(Saved entries)

--

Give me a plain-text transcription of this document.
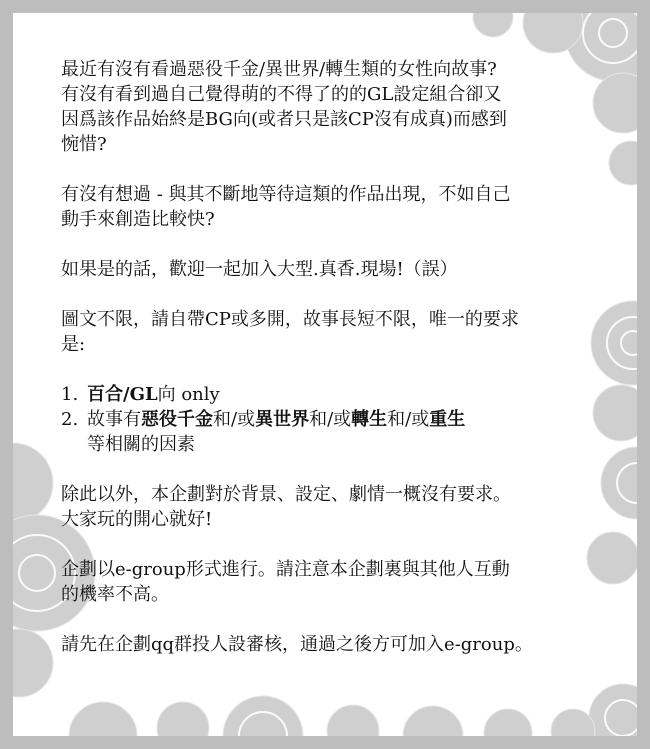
最近有沒有看過惡役千金/異世界/轉生類的女性向故事?
有沒有看到過自己覺得萌的不得了的的GL設定組合卻又
因爲該作品始終是BG向(或者只是該CP沒有成真)而感到
惋惜?

有沒有想過 - 與其不斷地等待這類的作品出現，不如自己
動手來創造比較快?

如果是的話，歡迎一起加入大型.真香.現場!（誤）

圖文不限，請自帶CP或多開，故事長短不限，唯一的要求
是:

1. 百合/GL向 only
2. 故事有惡役千金和/或異世界和/或轉生和/或重生
等相關的因素

除此以外，本企劃對於背景、設定、劇情一概沒有要求。
大家玩的開心就好!

企劃以e-group形式進行。請注意本企劃裏與其他人互動
的機率不高。

請先在企劃qq群投人設審核，通過之後方可加入e-group。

--

Reproduce every entry word for word, but skip any pictures.

Written solution:
Give me a plain-text transcription of this document.
最近有沒有看過惡役千金/異世界/轉生類的女性向故事?
有沒有看到過自己覺得萌的不得了的的GL設定組合卻又
因爲該作品始終是BG向(或者只是該CP沒有成真)而感到
惋惜?

有沒有想過 - 與其不斷地等待這類的作品出現，不如自己
動手來創造比較快?

如果是的話，歡迎一起加入大型.真香.現場!（誤）

圖文不限，請自帶CP或多開，故事長短不限，唯一的要求
是:

1. 百合/GL向 only
2. 故事有惡役千金和/或異世界和/或轉生和/或重生
等相關的因素

除此以外，本企劃對於背景、設定、劇情一概沒有要求。
大家玩的開心就好!

企劃以e-group形式進行。請注意本企劃裏與其他人互動
的機率不高。

請先在企劃qq群投人設審核，通過之後方可加入e-group。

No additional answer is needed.